— START —

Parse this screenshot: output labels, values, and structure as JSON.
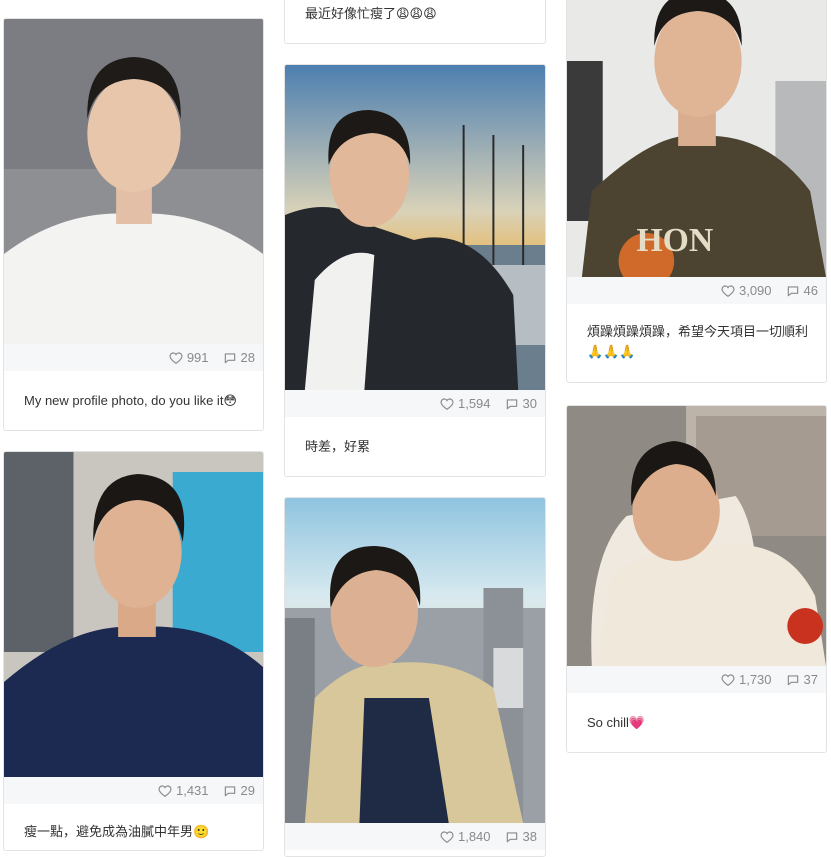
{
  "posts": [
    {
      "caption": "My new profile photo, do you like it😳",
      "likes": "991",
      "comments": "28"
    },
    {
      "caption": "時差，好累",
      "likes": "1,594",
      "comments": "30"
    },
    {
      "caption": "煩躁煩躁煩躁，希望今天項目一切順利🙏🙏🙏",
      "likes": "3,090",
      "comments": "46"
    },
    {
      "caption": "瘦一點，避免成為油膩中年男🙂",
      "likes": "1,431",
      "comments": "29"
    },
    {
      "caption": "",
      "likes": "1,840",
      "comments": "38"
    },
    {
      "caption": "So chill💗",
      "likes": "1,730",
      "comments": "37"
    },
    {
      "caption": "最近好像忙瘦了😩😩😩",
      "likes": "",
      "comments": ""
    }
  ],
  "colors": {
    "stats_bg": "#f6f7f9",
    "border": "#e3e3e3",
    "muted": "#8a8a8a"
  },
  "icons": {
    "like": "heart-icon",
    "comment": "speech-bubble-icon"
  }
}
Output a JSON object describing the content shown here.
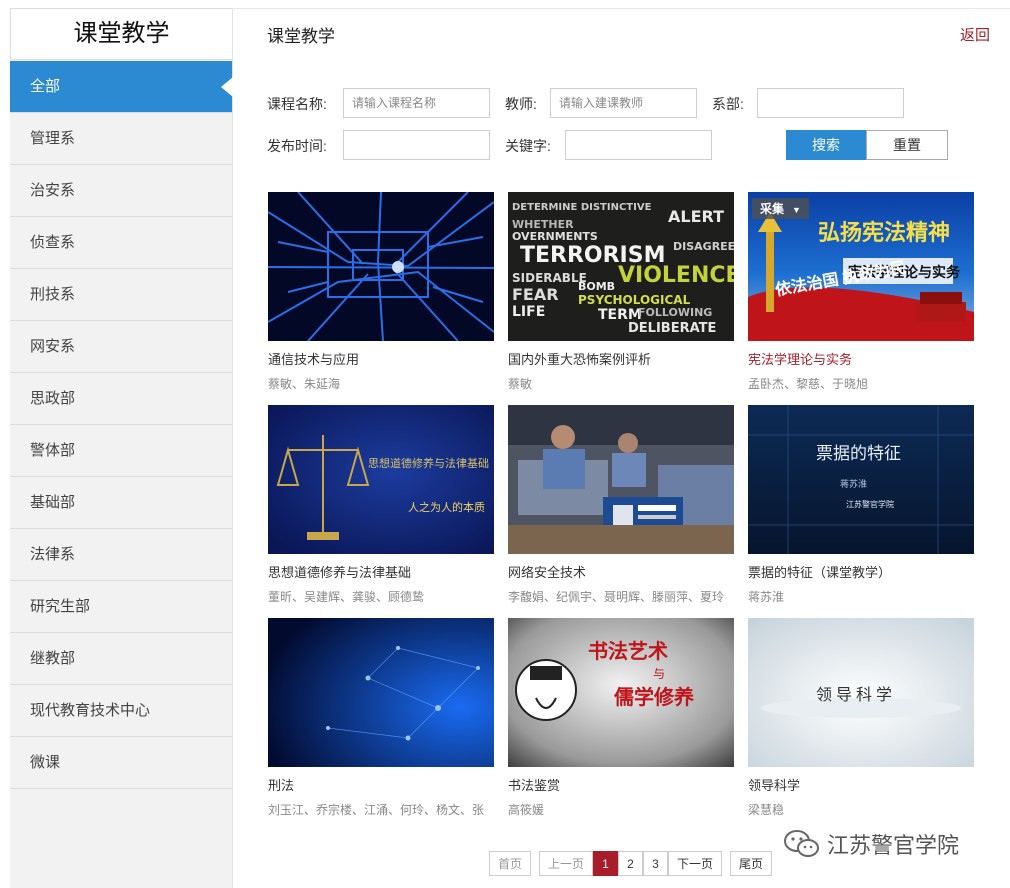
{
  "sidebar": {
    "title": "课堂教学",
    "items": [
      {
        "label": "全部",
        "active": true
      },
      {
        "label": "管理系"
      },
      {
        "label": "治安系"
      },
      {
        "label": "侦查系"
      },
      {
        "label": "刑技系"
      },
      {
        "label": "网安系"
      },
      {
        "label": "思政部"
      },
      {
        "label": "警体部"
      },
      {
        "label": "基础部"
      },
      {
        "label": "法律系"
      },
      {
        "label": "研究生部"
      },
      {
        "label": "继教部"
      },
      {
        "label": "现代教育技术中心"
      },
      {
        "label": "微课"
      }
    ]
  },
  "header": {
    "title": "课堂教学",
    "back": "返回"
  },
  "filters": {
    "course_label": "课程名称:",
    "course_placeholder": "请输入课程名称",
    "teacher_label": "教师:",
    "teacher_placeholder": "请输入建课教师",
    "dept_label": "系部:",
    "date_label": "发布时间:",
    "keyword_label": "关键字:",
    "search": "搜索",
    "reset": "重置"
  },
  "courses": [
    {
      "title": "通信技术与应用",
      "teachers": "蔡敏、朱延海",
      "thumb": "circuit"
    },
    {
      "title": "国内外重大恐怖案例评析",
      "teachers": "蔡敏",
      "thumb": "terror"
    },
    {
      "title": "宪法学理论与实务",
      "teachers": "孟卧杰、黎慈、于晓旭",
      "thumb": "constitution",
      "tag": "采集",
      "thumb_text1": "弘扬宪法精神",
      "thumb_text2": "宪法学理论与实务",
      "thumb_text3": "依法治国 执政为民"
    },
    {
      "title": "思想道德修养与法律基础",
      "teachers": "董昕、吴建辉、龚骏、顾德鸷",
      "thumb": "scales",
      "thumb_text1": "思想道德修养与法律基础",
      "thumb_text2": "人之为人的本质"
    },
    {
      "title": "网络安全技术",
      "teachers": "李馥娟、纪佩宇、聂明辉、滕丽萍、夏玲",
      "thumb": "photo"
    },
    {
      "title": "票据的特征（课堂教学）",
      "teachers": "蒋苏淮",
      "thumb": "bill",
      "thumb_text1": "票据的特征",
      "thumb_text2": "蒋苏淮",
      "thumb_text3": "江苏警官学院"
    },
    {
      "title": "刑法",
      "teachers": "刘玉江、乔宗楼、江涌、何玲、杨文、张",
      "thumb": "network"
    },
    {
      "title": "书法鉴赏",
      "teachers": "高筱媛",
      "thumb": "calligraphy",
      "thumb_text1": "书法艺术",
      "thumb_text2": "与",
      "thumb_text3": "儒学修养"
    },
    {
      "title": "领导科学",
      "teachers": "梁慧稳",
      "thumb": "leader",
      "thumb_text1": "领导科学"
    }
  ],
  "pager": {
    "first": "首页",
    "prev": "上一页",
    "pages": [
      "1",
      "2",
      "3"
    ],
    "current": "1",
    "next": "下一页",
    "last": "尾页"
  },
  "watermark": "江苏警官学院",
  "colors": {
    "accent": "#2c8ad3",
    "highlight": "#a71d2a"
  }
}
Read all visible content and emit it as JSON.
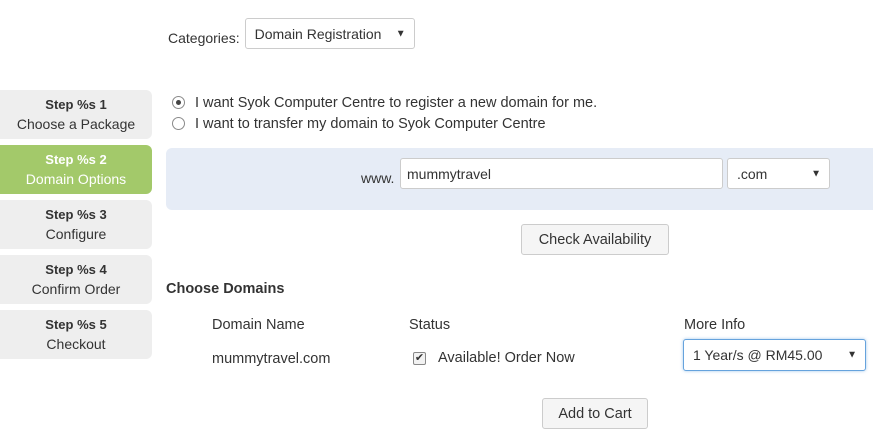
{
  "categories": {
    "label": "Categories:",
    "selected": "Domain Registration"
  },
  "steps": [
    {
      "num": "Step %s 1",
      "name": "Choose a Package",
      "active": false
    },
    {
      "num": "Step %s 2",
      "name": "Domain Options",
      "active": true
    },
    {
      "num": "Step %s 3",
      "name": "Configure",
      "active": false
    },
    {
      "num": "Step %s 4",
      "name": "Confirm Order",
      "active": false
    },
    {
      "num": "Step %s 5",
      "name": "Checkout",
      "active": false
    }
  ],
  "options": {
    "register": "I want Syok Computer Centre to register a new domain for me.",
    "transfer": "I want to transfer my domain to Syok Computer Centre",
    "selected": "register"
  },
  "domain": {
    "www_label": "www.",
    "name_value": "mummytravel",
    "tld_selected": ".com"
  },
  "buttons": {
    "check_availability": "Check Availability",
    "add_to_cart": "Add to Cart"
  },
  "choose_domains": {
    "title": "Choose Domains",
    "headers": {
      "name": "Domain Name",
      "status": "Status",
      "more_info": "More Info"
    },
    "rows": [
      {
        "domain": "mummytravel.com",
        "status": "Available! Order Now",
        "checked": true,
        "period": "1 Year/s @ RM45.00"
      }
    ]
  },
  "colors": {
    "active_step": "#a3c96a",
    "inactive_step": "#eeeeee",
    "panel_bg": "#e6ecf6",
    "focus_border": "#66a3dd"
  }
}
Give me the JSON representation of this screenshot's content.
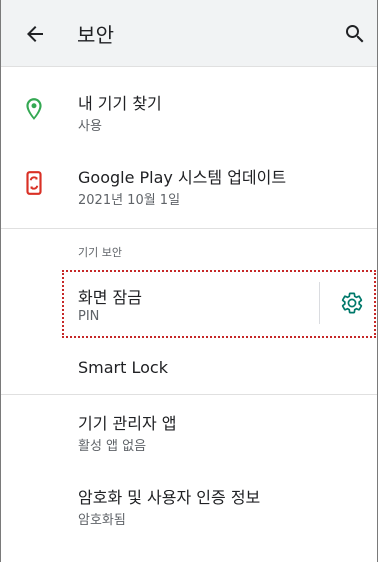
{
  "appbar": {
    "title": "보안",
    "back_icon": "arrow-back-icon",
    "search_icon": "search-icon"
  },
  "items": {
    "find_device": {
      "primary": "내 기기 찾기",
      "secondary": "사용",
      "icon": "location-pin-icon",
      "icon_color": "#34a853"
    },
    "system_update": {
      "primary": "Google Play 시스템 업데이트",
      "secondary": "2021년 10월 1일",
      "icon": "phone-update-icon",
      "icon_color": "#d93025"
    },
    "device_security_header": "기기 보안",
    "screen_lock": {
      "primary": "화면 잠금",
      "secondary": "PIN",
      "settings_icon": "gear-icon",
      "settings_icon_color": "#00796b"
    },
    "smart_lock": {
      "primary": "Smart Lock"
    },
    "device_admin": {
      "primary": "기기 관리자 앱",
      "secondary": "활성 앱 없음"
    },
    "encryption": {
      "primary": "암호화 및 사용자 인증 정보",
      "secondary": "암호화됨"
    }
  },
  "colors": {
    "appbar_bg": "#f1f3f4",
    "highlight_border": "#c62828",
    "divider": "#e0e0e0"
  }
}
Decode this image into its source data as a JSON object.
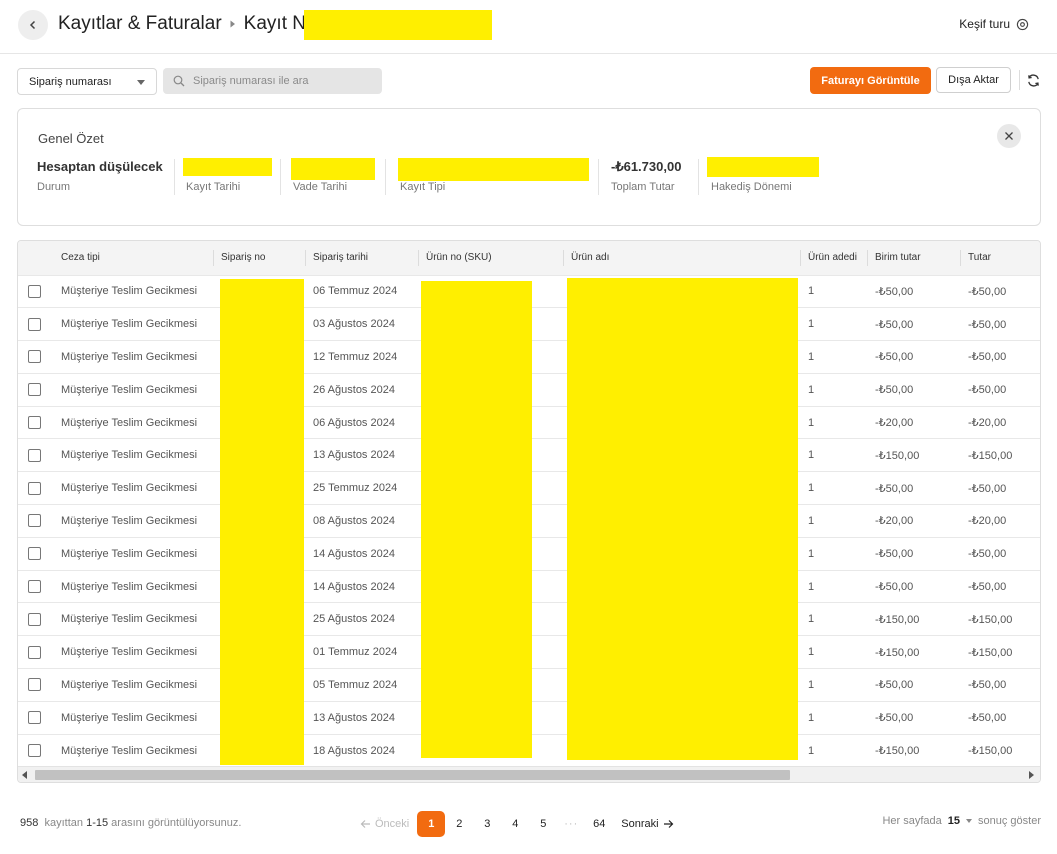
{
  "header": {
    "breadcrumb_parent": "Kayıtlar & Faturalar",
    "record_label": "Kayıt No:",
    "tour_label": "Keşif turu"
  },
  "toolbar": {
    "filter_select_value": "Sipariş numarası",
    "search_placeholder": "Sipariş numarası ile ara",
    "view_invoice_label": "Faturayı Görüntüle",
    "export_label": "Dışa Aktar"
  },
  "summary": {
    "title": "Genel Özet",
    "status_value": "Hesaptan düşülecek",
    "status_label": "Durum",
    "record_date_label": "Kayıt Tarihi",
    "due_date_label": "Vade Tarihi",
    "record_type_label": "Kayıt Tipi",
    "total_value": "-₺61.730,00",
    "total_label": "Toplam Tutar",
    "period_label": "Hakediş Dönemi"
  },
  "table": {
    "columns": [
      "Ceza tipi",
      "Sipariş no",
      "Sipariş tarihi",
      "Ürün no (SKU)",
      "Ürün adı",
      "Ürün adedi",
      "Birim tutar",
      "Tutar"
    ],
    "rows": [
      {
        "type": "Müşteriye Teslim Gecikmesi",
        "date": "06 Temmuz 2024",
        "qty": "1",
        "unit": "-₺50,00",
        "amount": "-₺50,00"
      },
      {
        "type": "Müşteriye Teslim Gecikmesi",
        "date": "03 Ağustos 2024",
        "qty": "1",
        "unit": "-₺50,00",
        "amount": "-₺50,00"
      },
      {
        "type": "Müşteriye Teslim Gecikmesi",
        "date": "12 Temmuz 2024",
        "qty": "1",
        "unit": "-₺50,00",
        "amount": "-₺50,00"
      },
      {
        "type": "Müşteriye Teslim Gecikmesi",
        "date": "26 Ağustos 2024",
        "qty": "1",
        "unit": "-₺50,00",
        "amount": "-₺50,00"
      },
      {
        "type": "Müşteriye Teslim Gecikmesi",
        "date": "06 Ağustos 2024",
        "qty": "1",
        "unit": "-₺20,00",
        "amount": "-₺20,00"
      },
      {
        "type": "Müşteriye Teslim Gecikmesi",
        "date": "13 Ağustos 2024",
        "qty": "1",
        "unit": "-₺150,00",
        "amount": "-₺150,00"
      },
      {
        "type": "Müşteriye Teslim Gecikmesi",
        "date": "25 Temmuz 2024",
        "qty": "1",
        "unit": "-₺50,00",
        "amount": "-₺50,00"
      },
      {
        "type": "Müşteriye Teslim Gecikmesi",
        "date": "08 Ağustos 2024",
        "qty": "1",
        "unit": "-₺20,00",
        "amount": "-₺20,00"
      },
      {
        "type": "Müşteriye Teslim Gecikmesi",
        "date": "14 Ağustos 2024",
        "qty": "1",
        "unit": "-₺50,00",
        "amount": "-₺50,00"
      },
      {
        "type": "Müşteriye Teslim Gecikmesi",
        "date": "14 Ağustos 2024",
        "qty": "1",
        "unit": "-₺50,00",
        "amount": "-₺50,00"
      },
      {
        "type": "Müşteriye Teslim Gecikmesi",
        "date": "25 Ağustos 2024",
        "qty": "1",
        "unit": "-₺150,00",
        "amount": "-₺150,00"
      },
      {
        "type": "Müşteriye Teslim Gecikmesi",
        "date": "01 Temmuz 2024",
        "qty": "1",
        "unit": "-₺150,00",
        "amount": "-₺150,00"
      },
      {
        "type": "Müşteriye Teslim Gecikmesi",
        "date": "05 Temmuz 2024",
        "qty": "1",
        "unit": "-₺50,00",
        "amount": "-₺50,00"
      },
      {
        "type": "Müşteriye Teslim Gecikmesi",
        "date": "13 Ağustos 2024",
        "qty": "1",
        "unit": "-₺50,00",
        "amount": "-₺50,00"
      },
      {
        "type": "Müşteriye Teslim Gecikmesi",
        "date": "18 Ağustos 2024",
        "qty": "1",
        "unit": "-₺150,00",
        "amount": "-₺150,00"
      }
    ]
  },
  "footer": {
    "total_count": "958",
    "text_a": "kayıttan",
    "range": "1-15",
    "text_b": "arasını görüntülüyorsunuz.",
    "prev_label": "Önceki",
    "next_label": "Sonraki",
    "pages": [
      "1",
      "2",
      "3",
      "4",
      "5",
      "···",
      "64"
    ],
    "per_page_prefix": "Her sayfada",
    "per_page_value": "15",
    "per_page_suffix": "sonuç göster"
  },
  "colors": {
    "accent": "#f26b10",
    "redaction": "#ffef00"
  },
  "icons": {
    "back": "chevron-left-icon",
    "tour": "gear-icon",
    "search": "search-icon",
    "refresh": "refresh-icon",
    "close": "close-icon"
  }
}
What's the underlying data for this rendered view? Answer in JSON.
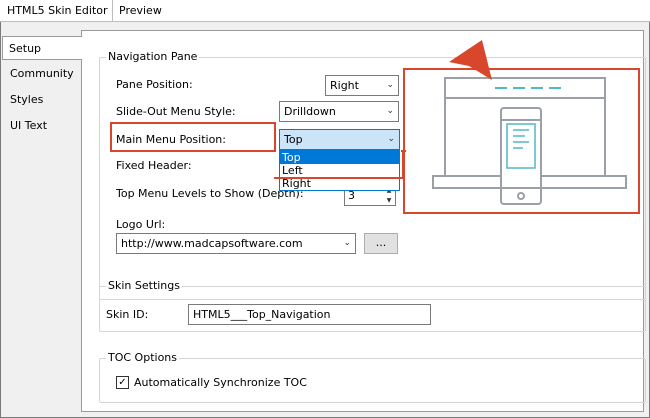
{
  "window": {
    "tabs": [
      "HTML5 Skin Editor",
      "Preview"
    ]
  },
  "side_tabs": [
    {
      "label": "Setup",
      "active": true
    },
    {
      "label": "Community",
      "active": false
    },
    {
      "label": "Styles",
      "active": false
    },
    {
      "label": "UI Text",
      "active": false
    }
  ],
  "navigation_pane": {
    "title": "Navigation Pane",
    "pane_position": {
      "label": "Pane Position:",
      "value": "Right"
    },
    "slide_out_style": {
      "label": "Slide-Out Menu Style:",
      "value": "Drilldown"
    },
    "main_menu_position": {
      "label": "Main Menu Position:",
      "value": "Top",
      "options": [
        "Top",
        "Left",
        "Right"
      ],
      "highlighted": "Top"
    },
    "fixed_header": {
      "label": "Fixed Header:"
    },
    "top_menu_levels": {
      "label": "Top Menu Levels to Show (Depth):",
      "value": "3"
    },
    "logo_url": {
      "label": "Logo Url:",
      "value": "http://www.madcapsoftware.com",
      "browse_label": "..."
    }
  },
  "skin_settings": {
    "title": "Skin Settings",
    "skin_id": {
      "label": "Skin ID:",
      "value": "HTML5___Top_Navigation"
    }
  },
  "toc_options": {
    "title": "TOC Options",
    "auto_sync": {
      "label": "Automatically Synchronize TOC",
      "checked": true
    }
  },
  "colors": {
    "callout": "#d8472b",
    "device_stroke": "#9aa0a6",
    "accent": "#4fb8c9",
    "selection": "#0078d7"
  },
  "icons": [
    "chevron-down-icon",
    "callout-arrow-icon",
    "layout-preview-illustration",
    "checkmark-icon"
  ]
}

— END —

Return every line in the listing that contains the word "back".

    "back": "返回"
    "back_icon": "arrow-back-icon",
    "back": "chevron-left-icon",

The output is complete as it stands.